┌────────

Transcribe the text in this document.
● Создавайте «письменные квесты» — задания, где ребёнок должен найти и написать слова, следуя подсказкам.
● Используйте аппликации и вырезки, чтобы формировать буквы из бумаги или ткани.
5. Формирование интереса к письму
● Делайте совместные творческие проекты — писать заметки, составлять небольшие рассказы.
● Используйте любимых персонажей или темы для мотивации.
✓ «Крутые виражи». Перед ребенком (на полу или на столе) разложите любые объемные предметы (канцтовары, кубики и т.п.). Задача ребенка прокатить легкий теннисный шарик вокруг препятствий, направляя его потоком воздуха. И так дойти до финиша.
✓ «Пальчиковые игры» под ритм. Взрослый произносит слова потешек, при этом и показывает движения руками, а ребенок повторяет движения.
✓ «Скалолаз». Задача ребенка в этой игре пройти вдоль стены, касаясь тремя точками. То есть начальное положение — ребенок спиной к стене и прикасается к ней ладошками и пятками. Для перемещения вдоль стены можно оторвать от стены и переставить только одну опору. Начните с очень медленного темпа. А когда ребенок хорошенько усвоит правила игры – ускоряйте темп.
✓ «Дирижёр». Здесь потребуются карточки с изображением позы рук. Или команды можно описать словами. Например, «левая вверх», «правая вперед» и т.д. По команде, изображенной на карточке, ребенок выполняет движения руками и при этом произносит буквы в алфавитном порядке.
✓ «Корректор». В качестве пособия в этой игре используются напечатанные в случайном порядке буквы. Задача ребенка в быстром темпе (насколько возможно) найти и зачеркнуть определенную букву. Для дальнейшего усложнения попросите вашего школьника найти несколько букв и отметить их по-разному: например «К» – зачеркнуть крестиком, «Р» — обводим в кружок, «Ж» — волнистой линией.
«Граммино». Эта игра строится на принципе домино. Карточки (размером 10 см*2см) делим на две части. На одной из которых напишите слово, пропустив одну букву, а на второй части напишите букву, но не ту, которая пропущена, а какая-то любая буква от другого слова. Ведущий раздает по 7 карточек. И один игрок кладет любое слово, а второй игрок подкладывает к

└────────

**SET PROBLEM**
Exactly reproduce every line of the data above.

**RESPONSE**
Transcribe the text in this document.
● Создавайте «письменные квесты» — задания, где ребёнок должен найти и написать слова, следуя подсказкам.
● Используйте аппликации и вырезки, чтобы формировать буквы из бумаги или ткани.
5. Формирование интереса к письму
● Делайте совместные творческие проекты — писать заметки, составлять небольшие рассказы.
● Используйте любимых персонажей или темы для мотивации.
✓ «Крутые виражи». Перед ребенком (на полу или на столе) разложите любые объемные предметы (канцтовары, кубики и т.п.). Задача ребенка прокатить легкий теннисный шарик вокруг препятствий, направляя его потоком воздуха. И так дойти до финиша.
✓ «Пальчиковые игры» под ритм. Взрослый произносит слова потешек, при этом и показывает движения руками, а ребенок повторяет движения.
✓ «Скалолаз». Задача ребенка в этой игре пройти вдоль стены, касаясь тремя точками. То есть начальное положение — ребенок спиной к стене и прикасается к ней ладошками и пятками. Для перемещения вдоль стены можно оторвать от стены и переставить только одну опору. Начните с очень медленного темпа. А когда ребенок хорошенько усвоит правила игры – ускоряйте темп.
✓ «Дирижёр». Здесь потребуются карточки с изображением позы рук. Или команды можно описать словами. Например, «левая вверх», «правая вперед» и т.д. По команде, изображенной на карточке, ребенок выполняет движения руками и при этом произносит буквы в алфавитном порядке.
✓ «Корректор». В качестве пособия в этой игре используются напечатанные в случайном порядке буквы. Задача ребенка в быстром темпе (насколько возможно) найти и зачеркнуть определенную букву. Для дальнейшего усложнения попросите вашего школьника найти несколько букв и отметить их по-разному: например «К» – зачеркнуть крестиком, «Р» — обводим в кружок, «Ж» — волнистой линией.
«Граммино». Эта игра строится на принципе домино. Карточки (размером 10 см*2см) делим на две части. На одной из которых напишите слово, пропустив одну букву, а на второй части напишите букву, но не ту, которая пропущена, а какая-то любая буква от другого слова. Ведущий раздает по 7 карточек. И один игрок кладет любое слово, а второй игрок подкладывает к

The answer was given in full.